__REQUEST__
Can you rewrite every line of the entries below as a Markdown table with the columns Row and Line, numbering each row and leaving out blank lines?

[Entries from a collection]
---*---

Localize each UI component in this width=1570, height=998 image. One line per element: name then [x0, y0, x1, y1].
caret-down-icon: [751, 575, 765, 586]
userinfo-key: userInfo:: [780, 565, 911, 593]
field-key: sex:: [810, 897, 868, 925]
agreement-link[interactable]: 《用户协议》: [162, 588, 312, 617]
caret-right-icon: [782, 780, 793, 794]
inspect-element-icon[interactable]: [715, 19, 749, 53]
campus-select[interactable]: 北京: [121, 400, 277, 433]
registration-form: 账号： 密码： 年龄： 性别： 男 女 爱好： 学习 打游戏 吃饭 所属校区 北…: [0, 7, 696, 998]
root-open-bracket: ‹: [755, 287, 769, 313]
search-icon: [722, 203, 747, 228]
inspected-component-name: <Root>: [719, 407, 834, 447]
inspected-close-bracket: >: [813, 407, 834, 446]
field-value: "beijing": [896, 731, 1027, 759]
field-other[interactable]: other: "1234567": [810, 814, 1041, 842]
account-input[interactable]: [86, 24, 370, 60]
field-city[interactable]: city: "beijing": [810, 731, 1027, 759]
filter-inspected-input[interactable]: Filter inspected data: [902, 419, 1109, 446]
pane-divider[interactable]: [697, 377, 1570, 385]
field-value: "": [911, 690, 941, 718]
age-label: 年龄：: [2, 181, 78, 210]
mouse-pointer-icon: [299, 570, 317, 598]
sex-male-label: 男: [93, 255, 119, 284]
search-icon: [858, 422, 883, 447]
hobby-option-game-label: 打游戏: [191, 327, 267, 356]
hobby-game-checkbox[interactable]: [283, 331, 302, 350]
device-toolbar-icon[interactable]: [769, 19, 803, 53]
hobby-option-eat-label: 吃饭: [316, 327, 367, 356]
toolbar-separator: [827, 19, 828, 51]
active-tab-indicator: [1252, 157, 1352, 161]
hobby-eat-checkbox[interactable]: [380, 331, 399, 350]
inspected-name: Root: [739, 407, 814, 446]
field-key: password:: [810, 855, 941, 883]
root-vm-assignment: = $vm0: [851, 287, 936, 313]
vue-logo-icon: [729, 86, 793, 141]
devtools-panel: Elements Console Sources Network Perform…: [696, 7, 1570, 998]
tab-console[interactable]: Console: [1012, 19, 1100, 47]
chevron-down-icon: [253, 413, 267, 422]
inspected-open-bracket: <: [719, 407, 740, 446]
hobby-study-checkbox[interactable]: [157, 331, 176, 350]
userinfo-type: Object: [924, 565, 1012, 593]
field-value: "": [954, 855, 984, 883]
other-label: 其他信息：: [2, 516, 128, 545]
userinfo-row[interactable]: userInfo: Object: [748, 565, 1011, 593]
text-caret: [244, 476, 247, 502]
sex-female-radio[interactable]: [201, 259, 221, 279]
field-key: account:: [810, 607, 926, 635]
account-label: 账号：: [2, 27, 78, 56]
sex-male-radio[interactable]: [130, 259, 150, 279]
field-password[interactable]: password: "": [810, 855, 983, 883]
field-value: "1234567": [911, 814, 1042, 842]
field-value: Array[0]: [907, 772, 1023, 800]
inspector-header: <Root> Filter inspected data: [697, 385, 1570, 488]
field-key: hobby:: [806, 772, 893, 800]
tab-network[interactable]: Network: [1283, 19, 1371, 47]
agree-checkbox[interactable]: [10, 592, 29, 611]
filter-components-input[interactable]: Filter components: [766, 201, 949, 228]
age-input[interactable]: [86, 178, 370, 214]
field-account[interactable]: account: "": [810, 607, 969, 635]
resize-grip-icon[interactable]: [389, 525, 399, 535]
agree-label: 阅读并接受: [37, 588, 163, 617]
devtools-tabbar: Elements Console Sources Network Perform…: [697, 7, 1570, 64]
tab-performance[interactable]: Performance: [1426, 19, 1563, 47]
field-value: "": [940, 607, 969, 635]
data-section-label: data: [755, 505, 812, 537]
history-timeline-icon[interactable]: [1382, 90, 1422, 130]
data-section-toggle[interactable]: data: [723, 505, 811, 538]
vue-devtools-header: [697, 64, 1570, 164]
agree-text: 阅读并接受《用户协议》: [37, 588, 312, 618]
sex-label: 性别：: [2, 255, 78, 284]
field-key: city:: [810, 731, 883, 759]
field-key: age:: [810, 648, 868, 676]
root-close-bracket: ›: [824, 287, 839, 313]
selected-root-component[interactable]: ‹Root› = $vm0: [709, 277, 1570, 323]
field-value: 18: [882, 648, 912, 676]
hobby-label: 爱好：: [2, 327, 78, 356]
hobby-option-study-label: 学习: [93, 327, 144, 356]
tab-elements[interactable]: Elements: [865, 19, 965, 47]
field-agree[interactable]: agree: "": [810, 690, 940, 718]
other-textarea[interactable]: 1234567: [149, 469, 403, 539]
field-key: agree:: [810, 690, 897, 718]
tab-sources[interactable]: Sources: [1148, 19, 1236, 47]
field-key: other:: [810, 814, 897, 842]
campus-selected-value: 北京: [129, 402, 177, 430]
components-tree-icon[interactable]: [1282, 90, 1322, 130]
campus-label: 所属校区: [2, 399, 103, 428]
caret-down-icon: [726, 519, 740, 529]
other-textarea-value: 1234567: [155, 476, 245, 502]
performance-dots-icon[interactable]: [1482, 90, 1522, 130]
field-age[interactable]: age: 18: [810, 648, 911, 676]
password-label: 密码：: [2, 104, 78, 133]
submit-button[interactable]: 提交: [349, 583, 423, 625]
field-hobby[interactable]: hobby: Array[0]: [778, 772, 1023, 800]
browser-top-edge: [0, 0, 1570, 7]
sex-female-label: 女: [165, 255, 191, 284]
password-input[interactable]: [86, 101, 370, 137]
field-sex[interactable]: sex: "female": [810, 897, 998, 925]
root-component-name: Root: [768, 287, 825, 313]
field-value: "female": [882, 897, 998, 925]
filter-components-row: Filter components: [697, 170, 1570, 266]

---*---

__RESPONSE TO THE EXERCISE__
| Row | Line |
|---|---|
| 1 | Localize each UI component in this width=1570, height=998 image. One line per element: name then [x0, y0, x1, y1]. |
| 2 | caret-down-icon: [751, 575, 765, 586] |
| 3 | userinfo-key: userInfo:: [780, 565, 911, 593] |
| 4 | field-key: sex:: [810, 897, 868, 925] |
| 5 | agreement-link[interactable]: 《用户协议》: [162, 588, 312, 617] |
| 6 | caret-right-icon: [782, 780, 793, 794] |
| 7 | inspect-element-icon[interactable]: [715, 19, 749, 53] |
| 8 | campus-select[interactable]: 北京: [121, 400, 277, 433] |
| 9 | registration-form: 账号： 密码： 年龄： 性别： 男 女 爱好： 学习 打游戏 吃饭 所属校区 北…: [0, 7, 696, 998] |
| 10 | root-open-bracket: ‹: [755, 287, 769, 313] |
| 11 | search-icon: [722, 203, 747, 228] |
| 12 | inspected-component-name: <Root>: [719, 407, 834, 447] |
| 13 | inspected-close-bracket: >: [813, 407, 834, 446] |
| 14 | field-value: "beijing": [896, 731, 1027, 759] |
| 15 | field-other[interactable]: other: "1234567": [810, 814, 1041, 842] |
| 16 | account-input[interactable]: [86, 24, 370, 60] |
| 17 | field-city[interactable]: city: "beijing": [810, 731, 1027, 759] |
| 18 | filter-inspected-input[interactable]: Filter inspected data: [902, 419, 1109, 446] |
| 19 | pane-divider[interactable]: [697, 377, 1570, 385] |
| 20 | field-value: "": [911, 690, 941, 718] |
| 21 | age-label: 年龄：: [2, 181, 78, 210] |
| 22 | mouse-pointer-icon: [299, 570, 317, 598] |
| 23 | sex-male-label: 男: [93, 255, 119, 284] |
| 24 | search-icon: [858, 422, 883, 447] |
| 25 | hobby-option-game-label: 打游戏: [191, 327, 267, 356] |
| 26 | hobby-game-checkbox[interactable]: [283, 331, 302, 350] |
| 27 | device-toolbar-icon[interactable]: [769, 19, 803, 53] |
| 28 | hobby-option-eat-label: 吃饭: [316, 327, 367, 356] |
| 29 | toolbar-separator: [827, 19, 828, 51] |
| 30 | active-tab-indicator: [1252, 157, 1352, 161] |
| 31 | hobby-eat-checkbox[interactable]: [380, 331, 399, 350] |
| 32 | inspected-name: Root: [739, 407, 814, 446] |
| 33 | field-key: password:: [810, 855, 941, 883] |
| 34 | root-vm-assignment: = $vm0: [851, 287, 936, 313] |
| 35 | vue-logo-icon: [729, 86, 793, 141] |
| 36 | devtools-panel: Elements Console Sources Network Perform…: [696, 7, 1570, 998] |
| 37 | tab-console[interactable]: Console: [1012, 19, 1100, 47] |
| 38 | chevron-down-icon: [253, 413, 267, 422] |
| 39 | inspected-open-bracket: <: [719, 407, 740, 446] |
| 40 | hobby-study-checkbox[interactable]: [157, 331, 176, 350] |
| 41 | userinfo-type: Object: [924, 565, 1012, 593] |
| 42 | field-value: "": [954, 855, 984, 883] |
| 43 | other-label: 其他信息：: [2, 516, 128, 545] |
| 44 | userinfo-row[interactable]: userInfo: Object: [748, 565, 1011, 593] |
| 45 | text-caret: [244, 476, 247, 502] |
| 46 | sex-female-radio[interactable]: [201, 259, 221, 279] |
| 47 | field-key: account:: [810, 607, 926, 635] |
| 48 | account-label: 账号：: [2, 27, 78, 56] |
| 49 | sex-male-radio[interactable]: [130, 259, 150, 279] |
| 50 | field-password[interactable]: password: "": [810, 855, 983, 883] |
| 51 | field-value: "1234567": [911, 814, 1042, 842] |
| 52 | field-value: Array[0]: [907, 772, 1023, 800] |
| 53 | inspector-header: <Root> Filter inspected data: [697, 385, 1570, 488] |
| 54 | field-key: hobby:: [806, 772, 893, 800] |
| 55 | tab-network[interactable]: Network: [1283, 19, 1371, 47] |
| 56 | agree-checkbox[interactable]: [10, 592, 29, 611] |
| 57 | filter-components-input[interactable]: Filter components: [766, 201, 949, 228] |
| 58 | age-input[interactable]: [86, 178, 370, 214] |
| 59 | field-account[interactable]: account: "": [810, 607, 969, 635] |
| 60 | resize-grip-icon[interactable]: [389, 525, 399, 535] |
| 61 | agree-label: 阅读并接受: [37, 588, 163, 617] |
| 62 | devtools-tabbar: Elements Console Sources Network Perform…: [697, 7, 1570, 64] |
| 63 | tab-performance[interactable]: Performance: [1426, 19, 1563, 47] |
| 64 | field-value: "": [940, 607, 969, 635] |
| 65 | data-section-label: data: [755, 505, 812, 537] |
| 66 | history-timeline-icon[interactable]: [1382, 90, 1422, 130] |
| 67 | data-section-toggle[interactable]: data: [723, 505, 811, 538] |
| 68 | vue-devtools-header: [697, 64, 1570, 164] |
| 69 | agree-text: 阅读并接受《用户协议》: [37, 588, 312, 618] |
| 70 | sex-label: 性别：: [2, 255, 78, 284] |
| 71 | field-key: city:: [810, 731, 883, 759] |
| 72 | field-key: age:: [810, 648, 868, 676] |
| 73 | root-close-bracket: ›: [824, 287, 839, 313] |
| 74 | selected-root-component[interactable]: ‹Root› = $vm0: [709, 277, 1570, 323] |
| 75 | field-value: 18: [882, 648, 912, 676] |
| 76 | hobby-label: 爱好：: [2, 327, 78, 356] |
| 77 | hobby-option-study-label: 学习: [93, 327, 144, 356] |
| 78 | tab-elements[interactable]: Elements: [865, 19, 965, 47] |
| 79 | field-agree[interactable]: agree: "": [810, 690, 940, 718] |
| 80 | other-textarea[interactable]: 1234567: [149, 469, 403, 539] |
| 81 | field-key: agree:: [810, 690, 897, 718] |
| 82 | tab-sources[interactable]: Sources: [1148, 19, 1236, 47] |
| 83 | field-key: other:: [810, 814, 897, 842] |
| 84 | campus-selected-value: 北京: [129, 402, 177, 430] |
| 85 | components-tree-icon[interactable]: [1282, 90, 1322, 130] |
| 86 | campus-label: 所属校区: [2, 399, 103, 428] |
| 87 | caret-down-icon: [726, 519, 740, 529] |
| 88 | other-textarea-value: 1234567: [155, 476, 245, 502] |
| 89 | performance-dots-icon[interactable]: [1482, 90, 1522, 130] |
| 90 | field-age[interactable]: age: 18: [810, 648, 911, 676] |
| 91 | password-label: 密码：: [2, 104, 78, 133] |
| 92 | submit-button[interactable]: 提交: [349, 583, 423, 625] |
| 93 | field-hobby[interactable]: hobby: Array[0]: [778, 772, 1023, 800] |
| 94 | browser-top-edge: [0, 0, 1570, 7] |
| 95 | sex-female-label: 女: [165, 255, 191, 284] |
| 96 | password-input[interactable]: [86, 101, 370, 137] |
| 97 | field-sex[interactable]: sex: "female": [810, 897, 998, 925] |
| 98 | root-component-name: Root: [768, 287, 825, 313] |
| 99 | field-value: "female": [882, 897, 998, 925] |
| 100 | filter-components-row: Filter components: [697, 170, 1570, 266] |